* _Instructions to follow_
Reproduce each record below exactly as written.

[Dataset records]
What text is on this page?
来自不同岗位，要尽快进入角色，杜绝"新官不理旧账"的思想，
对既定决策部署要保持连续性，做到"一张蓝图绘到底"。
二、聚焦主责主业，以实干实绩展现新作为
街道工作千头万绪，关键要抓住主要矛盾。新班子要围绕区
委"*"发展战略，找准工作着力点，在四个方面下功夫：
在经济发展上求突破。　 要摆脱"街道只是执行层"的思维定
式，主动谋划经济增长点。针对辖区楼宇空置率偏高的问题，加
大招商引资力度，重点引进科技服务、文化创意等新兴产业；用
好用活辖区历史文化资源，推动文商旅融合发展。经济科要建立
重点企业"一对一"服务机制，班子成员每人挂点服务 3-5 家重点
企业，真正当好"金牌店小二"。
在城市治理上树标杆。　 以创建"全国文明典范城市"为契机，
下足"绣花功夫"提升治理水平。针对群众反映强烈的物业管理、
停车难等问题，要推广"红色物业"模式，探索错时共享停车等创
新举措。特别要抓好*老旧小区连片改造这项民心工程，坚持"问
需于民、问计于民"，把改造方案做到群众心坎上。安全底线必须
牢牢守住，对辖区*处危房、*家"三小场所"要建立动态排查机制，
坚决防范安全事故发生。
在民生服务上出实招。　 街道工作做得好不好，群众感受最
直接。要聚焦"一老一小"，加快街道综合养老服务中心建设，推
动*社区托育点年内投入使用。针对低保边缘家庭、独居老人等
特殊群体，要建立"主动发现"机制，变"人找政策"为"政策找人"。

* _Output of the task_
What text is on this page?
来自不同岗位，要尽快进入角色，杜绝"新官不理旧账"的思想，
对既定决策部署要保持连续性，做到"一张蓝图绘到底"。
二、聚焦主责主业，以实干实绩展现新作为
街道工作千头万绪，关键要抓住主要矛盾。新班子要围绕区
委"*"发展战略，找准工作着力点，在四个方面下功夫：
在经济发展上求突破。　 要摆脱"街道只是执行层"的思维定
式，主动谋划经济增长点。针对辖区楼宇空置率偏高的问题，加
大招商引资力度，重点引进科技服务、文化创意等新兴产业；用
好用活辖区历史文化资源，推动文商旅融合发展。经济科要建立
重点企业"一对一"服务机制，班子成员每人挂点服务 3-5 家重点
企业，真正当好"金牌店小二"。
在城市治理上树标杆。　 以创建"全国文明典范城市"为契机，
下足"绣花功夫"提升治理水平。针对群众反映强烈的物业管理、
停车难等问题，要推广"红色物业"模式，探索错时共享停车等创
新举措。特别要抓好*老旧小区连片改造这项民心工程，坚持"问
需于民、问计于民"，把改造方案做到群众心坎上。安全底线必须
牢牢守住，对辖区*处危房、*家"三小场所"要建立动态排查机制，
坚决防范安全事故发生。
在民生服务上出实招。　 街道工作做得好不好，群众感受最
直接。要聚焦"一老一小"，加快街道综合养老服务中心建设，推
动*社区托育点年内投入使用。针对低保边缘家庭、独居老人等
特殊群体，要建立"主动发现"机制，变"人找政策"为"政策找人"。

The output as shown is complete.